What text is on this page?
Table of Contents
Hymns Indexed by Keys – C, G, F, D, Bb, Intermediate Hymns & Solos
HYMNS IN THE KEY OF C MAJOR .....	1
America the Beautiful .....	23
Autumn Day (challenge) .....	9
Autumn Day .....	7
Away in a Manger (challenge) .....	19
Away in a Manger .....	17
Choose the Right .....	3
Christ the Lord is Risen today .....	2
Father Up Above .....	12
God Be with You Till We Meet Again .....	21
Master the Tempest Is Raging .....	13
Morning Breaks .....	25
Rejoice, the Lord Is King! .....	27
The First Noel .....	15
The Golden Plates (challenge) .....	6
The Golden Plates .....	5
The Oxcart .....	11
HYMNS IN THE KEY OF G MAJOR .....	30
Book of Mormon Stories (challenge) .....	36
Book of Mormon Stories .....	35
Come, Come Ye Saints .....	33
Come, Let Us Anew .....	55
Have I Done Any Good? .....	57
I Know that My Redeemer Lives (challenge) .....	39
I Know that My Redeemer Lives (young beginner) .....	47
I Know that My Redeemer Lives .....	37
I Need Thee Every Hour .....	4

Task details. Type out the material again exactly as presented.

Output of the exercise.
What text is on this page?
Table of Contents
Hymns Indexed by Keys – C, G, F, D, Bb, Intermediate Hymns & Solos
HYMNS IN THE KEY OF C MAJOR .....	1
America the Beautiful .....	23
Autumn Day (challenge) .....	9
Autumn Day .....	7
Away in a Manger (challenge) .....	19
Away in a Manger .....	17
Choose the Right .....	3
Christ the Lord is Risen today .....	2
Father Up Above .....	12
God Be with You Till We Meet Again .....	21
Master the Tempest Is Raging .....	13
Morning Breaks .....	25
Rejoice, the Lord Is King! .....	27
The First Noel .....	15
The Golden Plates (challenge) .....	6
The Golden Plates .....	5
The Oxcart .....	11
HYMNS IN THE KEY OF G MAJOR .....	30
Book of Mormon Stories (challenge) .....	36
Book of Mormon Stories .....	35
Come, Come Ye Saints .....	33
Come, Let Us Anew .....	55
Have I Done Any Good? .....	57
I Know that My Redeemer Lives (challenge) .....	39
I Know that My Redeemer Lives (young beginner) .....	47
I Know that My Redeemer Lives .....	37
I Need Thee Every Hour .....	4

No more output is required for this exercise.